Objective:
Locate all lines with the word "JSON" and copy them out.
## BEGIN Material provided
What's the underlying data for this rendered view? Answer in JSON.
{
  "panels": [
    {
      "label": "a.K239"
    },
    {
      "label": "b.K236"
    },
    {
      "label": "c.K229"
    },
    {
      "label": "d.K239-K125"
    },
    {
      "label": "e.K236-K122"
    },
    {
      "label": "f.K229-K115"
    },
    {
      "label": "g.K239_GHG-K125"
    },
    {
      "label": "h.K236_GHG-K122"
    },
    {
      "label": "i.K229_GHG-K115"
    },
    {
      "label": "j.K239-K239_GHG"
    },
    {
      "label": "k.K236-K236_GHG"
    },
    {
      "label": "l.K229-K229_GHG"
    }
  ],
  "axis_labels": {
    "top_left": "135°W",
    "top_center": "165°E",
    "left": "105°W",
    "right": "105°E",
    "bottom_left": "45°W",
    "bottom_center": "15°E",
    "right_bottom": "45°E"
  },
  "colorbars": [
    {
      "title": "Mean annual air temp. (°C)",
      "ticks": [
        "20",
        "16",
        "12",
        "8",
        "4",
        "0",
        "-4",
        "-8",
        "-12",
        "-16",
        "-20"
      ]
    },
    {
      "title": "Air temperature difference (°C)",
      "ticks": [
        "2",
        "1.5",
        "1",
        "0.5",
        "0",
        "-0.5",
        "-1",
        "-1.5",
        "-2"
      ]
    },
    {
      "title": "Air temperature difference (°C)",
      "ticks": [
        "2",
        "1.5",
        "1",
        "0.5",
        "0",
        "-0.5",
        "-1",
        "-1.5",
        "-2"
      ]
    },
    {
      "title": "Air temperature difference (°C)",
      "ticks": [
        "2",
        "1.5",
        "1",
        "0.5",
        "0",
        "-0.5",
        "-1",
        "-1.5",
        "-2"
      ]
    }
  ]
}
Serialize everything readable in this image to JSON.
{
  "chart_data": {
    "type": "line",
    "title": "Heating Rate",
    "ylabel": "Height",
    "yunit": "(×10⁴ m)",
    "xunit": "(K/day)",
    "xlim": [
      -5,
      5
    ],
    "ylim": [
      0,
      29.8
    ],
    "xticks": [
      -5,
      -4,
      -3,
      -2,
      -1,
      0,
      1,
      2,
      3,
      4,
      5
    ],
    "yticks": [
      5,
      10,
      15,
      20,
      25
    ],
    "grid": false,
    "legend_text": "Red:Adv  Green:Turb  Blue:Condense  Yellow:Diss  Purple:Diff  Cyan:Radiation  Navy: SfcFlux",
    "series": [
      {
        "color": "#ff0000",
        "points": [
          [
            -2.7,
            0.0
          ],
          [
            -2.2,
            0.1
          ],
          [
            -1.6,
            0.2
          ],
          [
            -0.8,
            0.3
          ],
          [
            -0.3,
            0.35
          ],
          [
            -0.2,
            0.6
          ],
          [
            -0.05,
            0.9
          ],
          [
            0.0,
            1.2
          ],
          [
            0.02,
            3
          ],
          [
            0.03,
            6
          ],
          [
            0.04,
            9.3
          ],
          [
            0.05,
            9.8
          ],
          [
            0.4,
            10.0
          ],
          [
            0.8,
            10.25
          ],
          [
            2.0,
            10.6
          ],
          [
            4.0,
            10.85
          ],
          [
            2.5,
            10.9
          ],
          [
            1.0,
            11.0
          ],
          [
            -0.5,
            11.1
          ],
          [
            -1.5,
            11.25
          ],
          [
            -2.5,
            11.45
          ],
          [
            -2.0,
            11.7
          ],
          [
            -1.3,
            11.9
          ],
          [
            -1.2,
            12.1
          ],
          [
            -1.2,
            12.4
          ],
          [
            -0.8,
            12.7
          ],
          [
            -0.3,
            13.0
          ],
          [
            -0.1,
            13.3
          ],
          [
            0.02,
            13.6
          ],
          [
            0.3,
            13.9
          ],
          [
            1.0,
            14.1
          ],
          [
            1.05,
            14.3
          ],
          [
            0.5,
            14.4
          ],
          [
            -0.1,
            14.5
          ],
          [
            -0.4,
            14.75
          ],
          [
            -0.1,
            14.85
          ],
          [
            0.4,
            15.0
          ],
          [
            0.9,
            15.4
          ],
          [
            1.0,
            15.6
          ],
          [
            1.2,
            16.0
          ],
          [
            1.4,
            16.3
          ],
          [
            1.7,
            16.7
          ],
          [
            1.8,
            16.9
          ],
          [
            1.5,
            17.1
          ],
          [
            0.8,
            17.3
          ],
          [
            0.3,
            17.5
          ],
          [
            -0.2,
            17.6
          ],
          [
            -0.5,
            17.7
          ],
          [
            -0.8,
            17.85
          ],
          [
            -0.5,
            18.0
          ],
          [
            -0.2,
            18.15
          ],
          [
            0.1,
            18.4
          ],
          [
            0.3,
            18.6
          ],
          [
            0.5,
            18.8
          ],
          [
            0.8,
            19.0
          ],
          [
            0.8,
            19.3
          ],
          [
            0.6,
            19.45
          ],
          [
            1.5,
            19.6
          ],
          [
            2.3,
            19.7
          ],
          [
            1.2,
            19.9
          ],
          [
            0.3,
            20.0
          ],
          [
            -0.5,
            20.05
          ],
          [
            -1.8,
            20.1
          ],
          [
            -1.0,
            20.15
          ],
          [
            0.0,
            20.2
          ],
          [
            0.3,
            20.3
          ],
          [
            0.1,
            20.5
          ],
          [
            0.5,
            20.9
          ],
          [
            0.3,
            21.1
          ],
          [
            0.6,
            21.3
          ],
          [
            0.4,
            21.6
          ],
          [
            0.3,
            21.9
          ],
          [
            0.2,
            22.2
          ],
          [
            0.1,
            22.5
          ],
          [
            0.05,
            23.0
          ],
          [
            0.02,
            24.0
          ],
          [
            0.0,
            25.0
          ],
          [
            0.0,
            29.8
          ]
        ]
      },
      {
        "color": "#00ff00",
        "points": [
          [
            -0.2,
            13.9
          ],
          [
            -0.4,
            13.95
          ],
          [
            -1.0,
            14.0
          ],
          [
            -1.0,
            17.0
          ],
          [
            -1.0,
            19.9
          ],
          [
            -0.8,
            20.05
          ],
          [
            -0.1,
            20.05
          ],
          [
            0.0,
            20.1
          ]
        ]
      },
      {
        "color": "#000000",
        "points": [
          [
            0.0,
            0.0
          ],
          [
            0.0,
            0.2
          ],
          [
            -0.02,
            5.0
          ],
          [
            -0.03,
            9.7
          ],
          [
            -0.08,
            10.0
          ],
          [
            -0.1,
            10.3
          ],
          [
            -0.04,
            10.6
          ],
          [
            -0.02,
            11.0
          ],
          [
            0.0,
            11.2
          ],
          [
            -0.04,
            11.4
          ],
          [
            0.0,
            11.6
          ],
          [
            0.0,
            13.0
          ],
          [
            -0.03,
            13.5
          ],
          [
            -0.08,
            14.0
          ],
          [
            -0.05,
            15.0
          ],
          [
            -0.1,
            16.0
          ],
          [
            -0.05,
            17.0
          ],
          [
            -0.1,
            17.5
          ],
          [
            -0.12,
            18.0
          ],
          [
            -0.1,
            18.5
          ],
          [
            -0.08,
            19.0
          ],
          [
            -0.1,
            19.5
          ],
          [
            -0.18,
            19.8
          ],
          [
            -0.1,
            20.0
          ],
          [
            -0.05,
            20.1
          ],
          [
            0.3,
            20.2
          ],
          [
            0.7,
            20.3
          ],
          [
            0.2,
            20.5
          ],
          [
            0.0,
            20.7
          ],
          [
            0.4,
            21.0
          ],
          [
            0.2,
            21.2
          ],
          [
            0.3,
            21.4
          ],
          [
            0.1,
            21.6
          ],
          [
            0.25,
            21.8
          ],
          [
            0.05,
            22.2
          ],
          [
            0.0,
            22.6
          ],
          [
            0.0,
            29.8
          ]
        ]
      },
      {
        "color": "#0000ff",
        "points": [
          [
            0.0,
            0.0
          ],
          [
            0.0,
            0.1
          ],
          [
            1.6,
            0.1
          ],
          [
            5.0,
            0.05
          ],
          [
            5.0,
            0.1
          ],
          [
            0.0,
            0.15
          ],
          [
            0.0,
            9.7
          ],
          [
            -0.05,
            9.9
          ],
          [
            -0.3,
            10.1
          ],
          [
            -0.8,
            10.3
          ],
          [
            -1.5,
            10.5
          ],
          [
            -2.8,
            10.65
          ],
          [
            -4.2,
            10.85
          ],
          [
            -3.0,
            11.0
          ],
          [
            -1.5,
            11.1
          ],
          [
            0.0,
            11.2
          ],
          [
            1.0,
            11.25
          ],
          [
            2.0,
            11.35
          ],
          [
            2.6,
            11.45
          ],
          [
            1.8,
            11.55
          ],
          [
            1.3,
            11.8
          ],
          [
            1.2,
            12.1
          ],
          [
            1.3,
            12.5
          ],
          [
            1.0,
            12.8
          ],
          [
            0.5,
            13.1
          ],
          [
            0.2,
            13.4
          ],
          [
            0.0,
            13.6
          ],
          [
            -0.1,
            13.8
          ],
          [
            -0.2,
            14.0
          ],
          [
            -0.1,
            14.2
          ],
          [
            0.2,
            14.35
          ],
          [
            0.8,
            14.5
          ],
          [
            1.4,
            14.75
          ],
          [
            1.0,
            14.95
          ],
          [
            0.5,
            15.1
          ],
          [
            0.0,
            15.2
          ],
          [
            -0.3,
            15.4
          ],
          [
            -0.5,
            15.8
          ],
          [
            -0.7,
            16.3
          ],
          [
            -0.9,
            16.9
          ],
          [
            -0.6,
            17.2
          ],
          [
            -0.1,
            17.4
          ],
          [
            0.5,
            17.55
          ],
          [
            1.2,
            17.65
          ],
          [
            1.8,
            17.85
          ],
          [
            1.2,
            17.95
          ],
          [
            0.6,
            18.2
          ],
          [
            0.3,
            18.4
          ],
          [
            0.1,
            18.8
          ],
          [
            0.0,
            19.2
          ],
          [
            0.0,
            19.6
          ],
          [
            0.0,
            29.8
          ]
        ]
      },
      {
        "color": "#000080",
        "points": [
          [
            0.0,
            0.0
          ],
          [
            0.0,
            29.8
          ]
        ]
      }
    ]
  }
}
## END Material provided
Written response:
What's the underlying data for this rendered view? Answer in JSON.
Serialize everything readable in this image to JSON.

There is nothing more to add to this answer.